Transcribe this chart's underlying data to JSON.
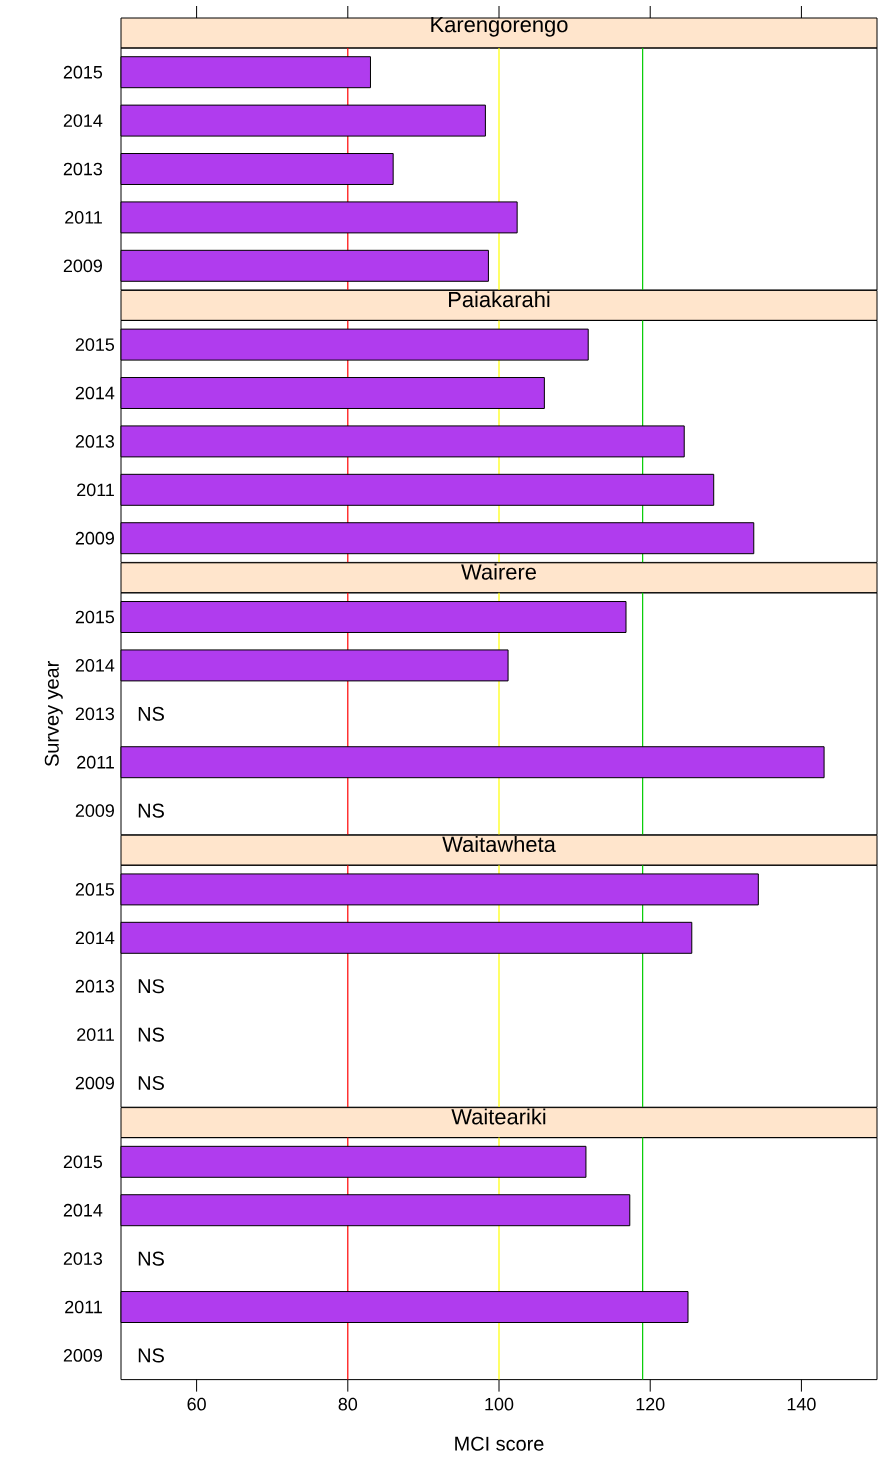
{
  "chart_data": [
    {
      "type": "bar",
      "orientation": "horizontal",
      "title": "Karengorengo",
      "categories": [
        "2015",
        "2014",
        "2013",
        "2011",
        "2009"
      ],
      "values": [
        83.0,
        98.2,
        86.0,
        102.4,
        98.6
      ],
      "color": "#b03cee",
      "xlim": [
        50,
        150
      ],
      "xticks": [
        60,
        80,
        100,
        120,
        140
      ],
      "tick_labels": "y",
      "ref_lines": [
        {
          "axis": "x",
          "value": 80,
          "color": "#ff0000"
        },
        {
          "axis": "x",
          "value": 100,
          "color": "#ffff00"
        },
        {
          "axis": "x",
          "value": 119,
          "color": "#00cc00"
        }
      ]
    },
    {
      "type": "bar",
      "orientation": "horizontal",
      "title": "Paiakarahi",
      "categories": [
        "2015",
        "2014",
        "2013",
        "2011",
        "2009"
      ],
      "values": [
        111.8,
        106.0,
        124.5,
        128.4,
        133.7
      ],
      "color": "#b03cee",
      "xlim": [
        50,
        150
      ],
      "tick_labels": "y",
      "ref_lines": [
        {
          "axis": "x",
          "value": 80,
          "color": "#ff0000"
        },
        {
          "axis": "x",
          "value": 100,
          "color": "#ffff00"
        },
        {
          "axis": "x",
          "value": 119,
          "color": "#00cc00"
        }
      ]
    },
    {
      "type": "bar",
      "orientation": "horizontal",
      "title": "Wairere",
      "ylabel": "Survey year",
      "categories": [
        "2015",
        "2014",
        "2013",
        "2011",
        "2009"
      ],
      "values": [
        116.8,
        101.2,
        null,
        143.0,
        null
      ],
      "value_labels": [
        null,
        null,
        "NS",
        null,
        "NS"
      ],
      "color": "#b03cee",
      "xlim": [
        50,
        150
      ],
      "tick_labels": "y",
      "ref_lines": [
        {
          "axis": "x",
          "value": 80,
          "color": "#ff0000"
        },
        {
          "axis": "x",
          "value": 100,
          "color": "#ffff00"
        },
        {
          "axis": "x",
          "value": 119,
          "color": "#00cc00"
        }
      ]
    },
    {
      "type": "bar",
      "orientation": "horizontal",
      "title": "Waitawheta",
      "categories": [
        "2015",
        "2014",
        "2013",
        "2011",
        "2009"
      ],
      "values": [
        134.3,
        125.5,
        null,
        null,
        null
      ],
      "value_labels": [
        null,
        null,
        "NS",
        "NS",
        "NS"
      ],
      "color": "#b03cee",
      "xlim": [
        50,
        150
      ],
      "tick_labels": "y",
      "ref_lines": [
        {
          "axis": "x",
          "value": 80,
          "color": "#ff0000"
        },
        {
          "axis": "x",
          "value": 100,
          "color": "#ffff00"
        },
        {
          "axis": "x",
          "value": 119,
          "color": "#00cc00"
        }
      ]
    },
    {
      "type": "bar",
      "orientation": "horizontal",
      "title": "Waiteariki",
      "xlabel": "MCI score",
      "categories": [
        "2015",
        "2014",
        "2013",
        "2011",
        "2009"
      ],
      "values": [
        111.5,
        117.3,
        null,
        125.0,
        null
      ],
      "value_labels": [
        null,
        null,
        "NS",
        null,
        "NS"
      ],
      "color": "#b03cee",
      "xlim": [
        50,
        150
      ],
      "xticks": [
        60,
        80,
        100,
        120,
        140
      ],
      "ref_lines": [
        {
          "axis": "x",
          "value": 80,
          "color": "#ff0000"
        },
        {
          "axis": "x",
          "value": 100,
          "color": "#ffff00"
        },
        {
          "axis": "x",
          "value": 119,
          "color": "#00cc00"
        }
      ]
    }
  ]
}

────────────────────────────────────────

## YOUR TASK:
Copy the listing in full and without alteration, omitting every picture.

## WRITTEN ANSWER:
Transcribe this chart's underlying data to JSON.
{
  "chart_data": [
    {
      "type": "bar",
      "orientation": "horizontal",
      "title": "Karengorengo",
      "categories": [
        "2015",
        "2014",
        "2013",
        "2011",
        "2009"
      ],
      "values": [
        83.0,
        98.2,
        86.0,
        102.4,
        98.6
      ],
      "color": "#b03cee",
      "xlim": [
        50,
        150
      ],
      "xticks": [
        60,
        80,
        100,
        120,
        140
      ],
      "tick_labels": "y",
      "ref_lines": [
        {
          "axis": "x",
          "value": 80,
          "color": "#ff0000"
        },
        {
          "axis": "x",
          "value": 100,
          "color": "#ffff00"
        },
        {
          "axis": "x",
          "value": 119,
          "color": "#00cc00"
        }
      ]
    },
    {
      "type": "bar",
      "orientation": "horizontal",
      "title": "Paiakarahi",
      "categories": [
        "2015",
        "2014",
        "2013",
        "2011",
        "2009"
      ],
      "values": [
        111.8,
        106.0,
        124.5,
        128.4,
        133.7
      ],
      "color": "#b03cee",
      "xlim": [
        50,
        150
      ],
      "tick_labels": "y",
      "ref_lines": [
        {
          "axis": "x",
          "value": 80,
          "color": "#ff0000"
        },
        {
          "axis": "x",
          "value": 100,
          "color": "#ffff00"
        },
        {
          "axis": "x",
          "value": 119,
          "color": "#00cc00"
        }
      ]
    },
    {
      "type": "bar",
      "orientation": "horizontal",
      "title": "Wairere",
      "ylabel": "Survey year",
      "categories": [
        "2015",
        "2014",
        "2013",
        "2011",
        "2009"
      ],
      "values": [
        116.8,
        101.2,
        null,
        143.0,
        null
      ],
      "value_labels": [
        null,
        null,
        "NS",
        null,
        "NS"
      ],
      "color": "#b03cee",
      "xlim": [
        50,
        150
      ],
      "tick_labels": "y",
      "ref_lines": [
        {
          "axis": "x",
          "value": 80,
          "color": "#ff0000"
        },
        {
          "axis": "x",
          "value": 100,
          "color": "#ffff00"
        },
        {
          "axis": "x",
          "value": 119,
          "color": "#00cc00"
        }
      ]
    },
    {
      "type": "bar",
      "orientation": "horizontal",
      "title": "Waitawheta",
      "categories": [
        "2015",
        "2014",
        "2013",
        "2011",
        "2009"
      ],
      "values": [
        134.3,
        125.5,
        null,
        null,
        null
      ],
      "value_labels": [
        null,
        null,
        "NS",
        "NS",
        "NS"
      ],
      "color": "#b03cee",
      "xlim": [
        50,
        150
      ],
      "tick_labels": "y",
      "ref_lines": [
        {
          "axis": "x",
          "value": 80,
          "color": "#ff0000"
        },
        {
          "axis": "x",
          "value": 100,
          "color": "#ffff00"
        },
        {
          "axis": "x",
          "value": 119,
          "color": "#00cc00"
        }
      ]
    },
    {
      "type": "bar",
      "orientation": "horizontal",
      "title": "Waiteariki",
      "xlabel": "MCI score",
      "categories": [
        "2015",
        "2014",
        "2013",
        "2011",
        "2009"
      ],
      "values": [
        111.5,
        117.3,
        null,
        125.0,
        null
      ],
      "value_labels": [
        null,
        null,
        "NS",
        null,
        "NS"
      ],
      "color": "#b03cee",
      "xlim": [
        50,
        150
      ],
      "xticks": [
        60,
        80,
        100,
        120,
        140
      ],
      "ref_lines": [
        {
          "axis": "x",
          "value": 80,
          "color": "#ff0000"
        },
        {
          "axis": "x",
          "value": 100,
          "color": "#ffff00"
        },
        {
          "axis": "x",
          "value": 119,
          "color": "#00cc00"
        }
      ]
    }
  ]
}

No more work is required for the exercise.